-- EXTRACTED RECORDS --
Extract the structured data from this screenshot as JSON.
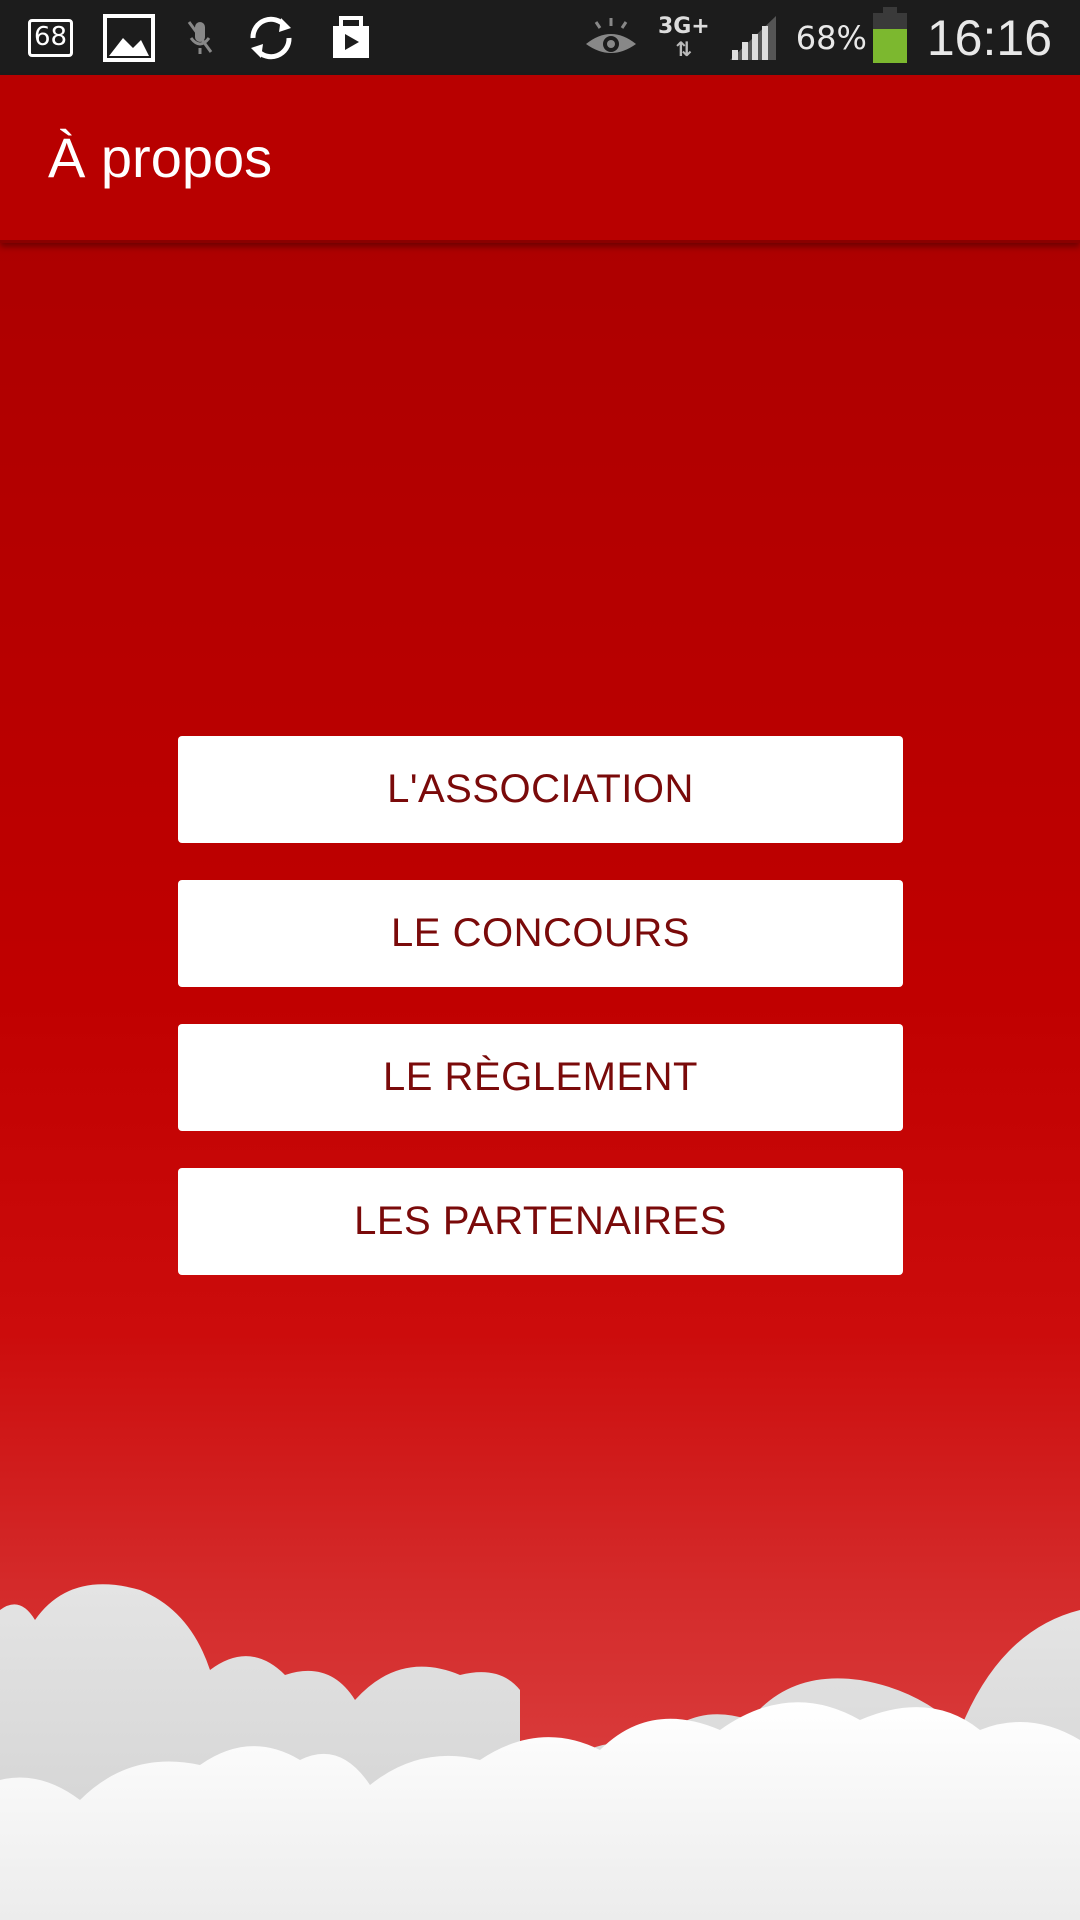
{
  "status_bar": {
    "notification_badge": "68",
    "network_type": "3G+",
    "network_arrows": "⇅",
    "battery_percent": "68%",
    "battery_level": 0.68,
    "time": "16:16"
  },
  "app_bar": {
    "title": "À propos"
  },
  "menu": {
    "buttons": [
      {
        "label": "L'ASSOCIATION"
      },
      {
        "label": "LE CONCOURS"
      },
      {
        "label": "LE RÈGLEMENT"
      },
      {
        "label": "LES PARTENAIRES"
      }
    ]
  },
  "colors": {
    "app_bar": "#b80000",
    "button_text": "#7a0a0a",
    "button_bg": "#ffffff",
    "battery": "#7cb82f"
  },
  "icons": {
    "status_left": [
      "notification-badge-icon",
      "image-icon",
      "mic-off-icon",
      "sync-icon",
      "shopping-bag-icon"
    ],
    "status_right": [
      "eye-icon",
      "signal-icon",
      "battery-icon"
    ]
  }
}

-- DIRECTIONS --
Leave out all images, then reproduce the entries above exactly.

-- SOLUTION TO THIS PROBLEM --
Extract the structured data from this screenshot as JSON.
{
  "status_bar": {
    "notification_badge": "68",
    "network_type": "3G+",
    "network_arrows": "⇅",
    "battery_percent": "68%",
    "battery_level": 0.68,
    "time": "16:16"
  },
  "app_bar": {
    "title": "À propos"
  },
  "menu": {
    "buttons": [
      {
        "label": "L'ASSOCIATION"
      },
      {
        "label": "LE CONCOURS"
      },
      {
        "label": "LE RÈGLEMENT"
      },
      {
        "label": "LES PARTENAIRES"
      }
    ]
  },
  "colors": {
    "app_bar": "#b80000",
    "button_text": "#7a0a0a",
    "button_bg": "#ffffff",
    "battery": "#7cb82f"
  },
  "icons": {
    "status_left": [
      "notification-badge-icon",
      "image-icon",
      "mic-off-icon",
      "sync-icon",
      "shopping-bag-icon"
    ],
    "status_right": [
      "eye-icon",
      "signal-icon",
      "battery-icon"
    ]
  }
}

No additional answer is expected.